• Exercise details
Find the line containing "Give me a plain-text". Quote it and every line after it, exactly, through the end; skip pictures.

(Collected data)
........
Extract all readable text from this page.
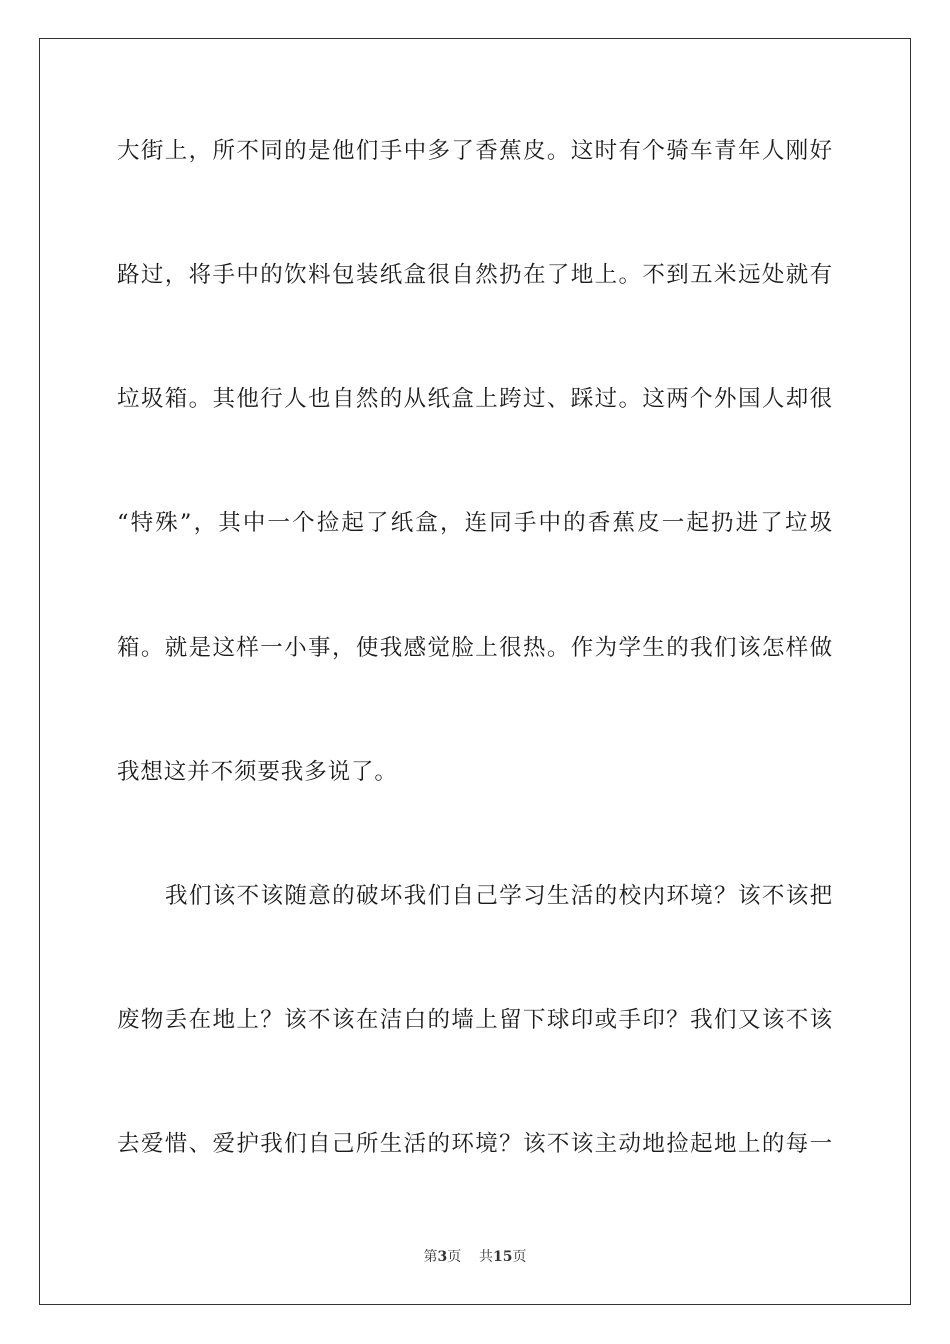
大街上，所不同的是他们手中多了香蕉皮。这时有个骑车青年人刚好
路过，将手中的饮料包装纸盒很自然扔在了地上。不到五米远处就有
垃圾箱。其他行人也自然的从纸盒上跨过、踩过。这两个外国人却很
“特殊”，其中一个捡起了纸盒，连同手中的香蕉皮一起扔进了垃圾
箱。就是这样一小事，使我感觉脸上很热。作为学生的我们该怎样做
我想这并不须要我多说了。
我们该不该随意的破坏我们自己学习生活的校内环境？该不该把
废物丢在地上？该不该在洁白的墙上留下球印或手印？我们又该不该
去爱惜、爱护我们自己所生活的环境？该不该主动地捡起地上的每一
第3页 共15页
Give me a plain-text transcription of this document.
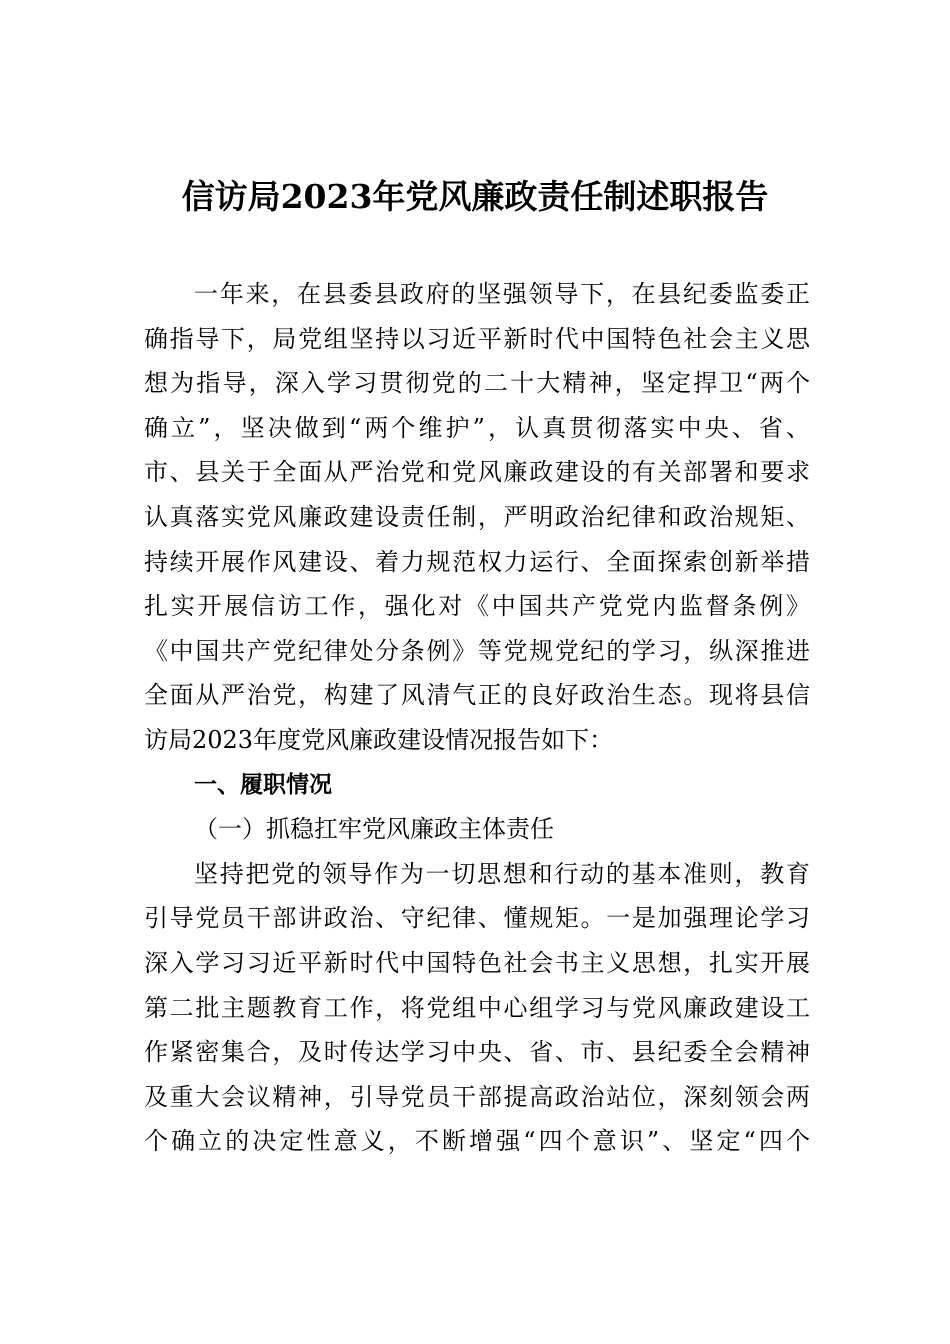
信访局2023年党风廉政责任制述职报告
一年来，在县委县政府的坚强领导下，在县纪委监委正
确指导下，局党组坚持以习近平新时代中国特色社会主义思
想为指导，深入学习贯彻党的二十大精神，坚定捍卫“两个
确立”，坚决做到“两个维护”，认真贯彻落实中央、省、
市、县关于全面从严治党和党风廉政建设的有关部署和要求
认真落实党风廉政建设责任制，严明政治纪律和政治规矩、
持续开展作风建设、着力规范权力运行、全面探索创新举措
扎实开展信访工作，强化对《中国共产党党内监督条例》
《中国共产党纪律处分条例》等党规党纪的学习，纵深推进
全面从严治党，构建了风清气正的良好政治生态。现将县信
访局2023年度党风廉政建设情况报告如下：
一、履职情况
（一）抓稳扛牢党风廉政主体责任
坚持把党的领导作为一切思想和行动的基本准则，教育
引导党员干部讲政治、守纪律、懂规矩。一是加强理论学习
深入学习习近平新时代中国特色社会书主义思想，扎实开展
第二批主题教育工作，将党组中心组学习与党风廉政建设工
作紧密集合，及时传达学习中央、省、市、县纪委全会精神
及重大会议精神，引导党员干部提高政治站位，深刻领会两
个确立的决定性意义，不断增强“四个意识”、坚定“四个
........
• Answer to this exercise
Give me a plain-text transcription of this document.
信访局2023年党风廉政责任制述职报告
一年来，在县委县政府的坚强领导下，在县纪委监委正
确指导下，局党组坚持以习近平新时代中国特色社会主义思
想为指导，深入学习贯彻党的二十大精神，坚定捍卫“两个
确立”，坚决做到“两个维护”，认真贯彻落实中央、省、
市、县关于全面从严治党和党风廉政建设的有关部署和要求
认真落实党风廉政建设责任制，严明政治纪律和政治规矩、
持续开展作风建设、着力规范权力运行、全面探索创新举措
扎实开展信访工作，强化对《中国共产党党内监督条例》
《中国共产党纪律处分条例》等党规党纪的学习，纵深推进
全面从严治党，构建了风清气正的良好政治生态。现将县信
访局2023年度党风廉政建设情况报告如下：
一、履职情况
（一）抓稳扛牢党风廉政主体责任
坚持把党的领导作为一切思想和行动的基本准则，教育
引导党员干部讲政治、守纪律、懂规矩。一是加强理论学习
深入学习习近平新时代中国特色社会书主义思想，扎实开展
第二批主题教育工作，将党组中心组学习与党风廉政建设工
作紧密集合，及时传达学习中央、省、市、县纪委全会精神
及重大会议精神，引导党员干部提高政治站位，深刻领会两
个确立的决定性意义，不断增强“四个意识”、坚定“四个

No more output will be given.